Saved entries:
————————

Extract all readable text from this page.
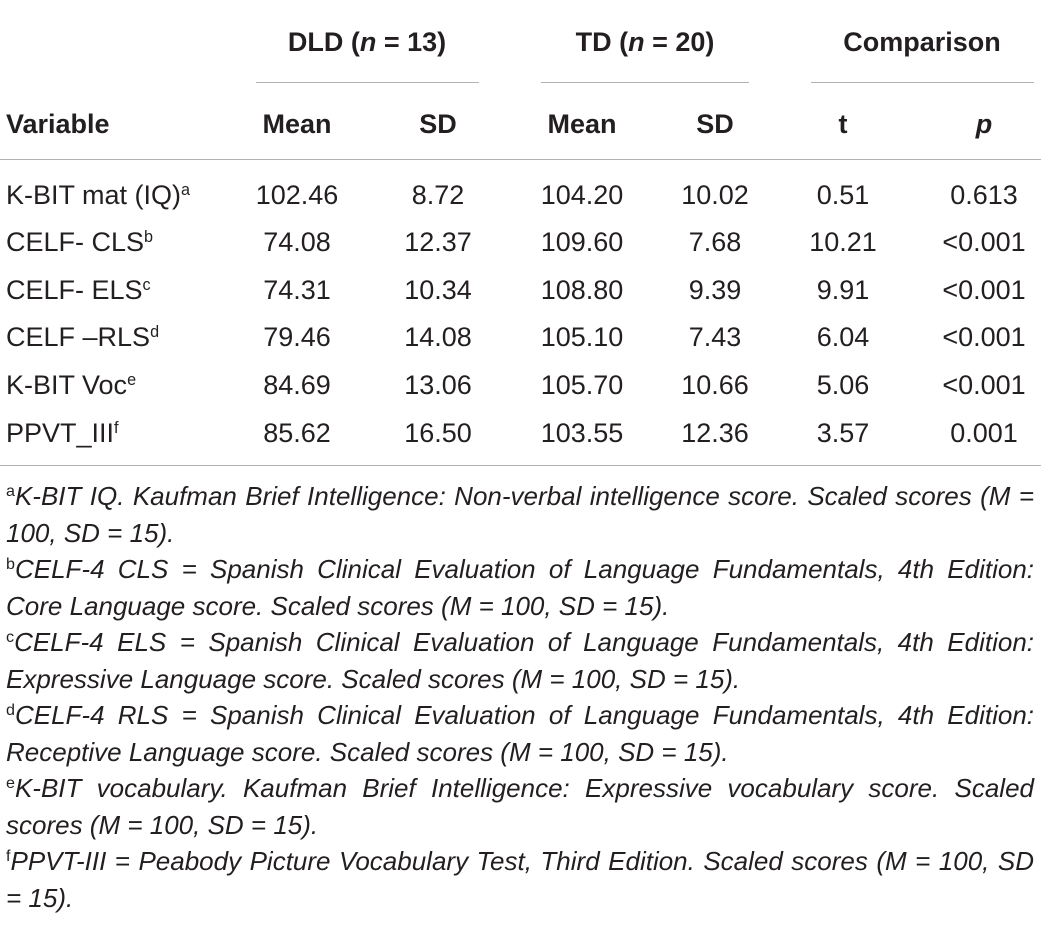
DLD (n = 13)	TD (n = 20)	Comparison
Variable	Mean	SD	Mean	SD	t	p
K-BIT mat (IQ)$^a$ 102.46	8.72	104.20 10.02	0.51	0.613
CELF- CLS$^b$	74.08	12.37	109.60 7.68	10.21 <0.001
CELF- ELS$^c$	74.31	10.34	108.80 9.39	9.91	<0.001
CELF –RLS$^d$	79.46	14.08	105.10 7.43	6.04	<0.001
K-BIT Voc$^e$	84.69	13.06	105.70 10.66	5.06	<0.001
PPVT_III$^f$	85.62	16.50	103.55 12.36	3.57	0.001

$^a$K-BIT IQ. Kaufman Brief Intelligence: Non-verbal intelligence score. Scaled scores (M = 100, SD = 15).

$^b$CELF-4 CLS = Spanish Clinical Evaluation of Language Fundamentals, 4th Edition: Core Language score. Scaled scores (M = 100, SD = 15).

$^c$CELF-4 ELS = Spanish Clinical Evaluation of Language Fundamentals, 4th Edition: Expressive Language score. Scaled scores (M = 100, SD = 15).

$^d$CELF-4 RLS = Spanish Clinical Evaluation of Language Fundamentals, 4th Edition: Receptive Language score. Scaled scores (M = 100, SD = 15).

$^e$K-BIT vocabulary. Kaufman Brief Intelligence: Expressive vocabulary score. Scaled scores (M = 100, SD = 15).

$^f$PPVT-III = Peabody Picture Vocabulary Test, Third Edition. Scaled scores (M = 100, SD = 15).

————————

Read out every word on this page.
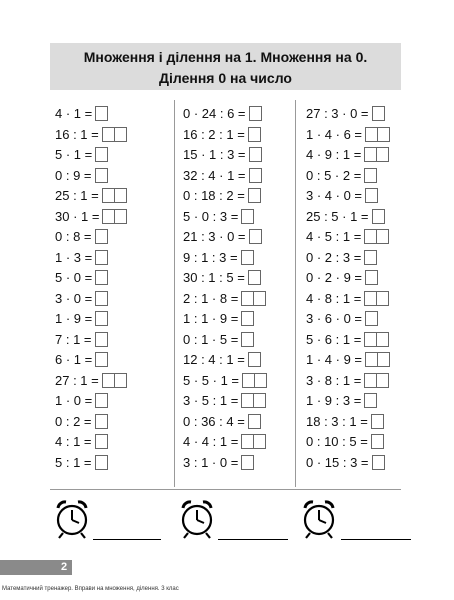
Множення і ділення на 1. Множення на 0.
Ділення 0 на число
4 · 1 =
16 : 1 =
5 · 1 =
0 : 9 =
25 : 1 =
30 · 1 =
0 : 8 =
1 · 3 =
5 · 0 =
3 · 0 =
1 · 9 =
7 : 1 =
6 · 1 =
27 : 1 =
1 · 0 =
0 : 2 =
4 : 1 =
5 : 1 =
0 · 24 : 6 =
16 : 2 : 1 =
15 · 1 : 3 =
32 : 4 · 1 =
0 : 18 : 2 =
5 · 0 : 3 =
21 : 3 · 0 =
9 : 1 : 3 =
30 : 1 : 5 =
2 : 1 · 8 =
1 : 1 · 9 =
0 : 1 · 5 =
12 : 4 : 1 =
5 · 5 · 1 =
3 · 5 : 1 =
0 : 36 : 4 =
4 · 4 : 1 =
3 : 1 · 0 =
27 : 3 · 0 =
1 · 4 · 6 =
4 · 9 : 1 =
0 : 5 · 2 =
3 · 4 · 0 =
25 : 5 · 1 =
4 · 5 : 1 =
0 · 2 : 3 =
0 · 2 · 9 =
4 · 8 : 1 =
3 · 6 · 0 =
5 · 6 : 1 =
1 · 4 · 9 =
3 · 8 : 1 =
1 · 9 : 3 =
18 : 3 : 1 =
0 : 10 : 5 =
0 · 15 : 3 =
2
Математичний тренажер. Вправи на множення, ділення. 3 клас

————————

(Exercise objective) Show all lines from the records above where the word "page" occurs.

(Answer to the problem)
Extract all readable text from this page.
Read out every word on this page.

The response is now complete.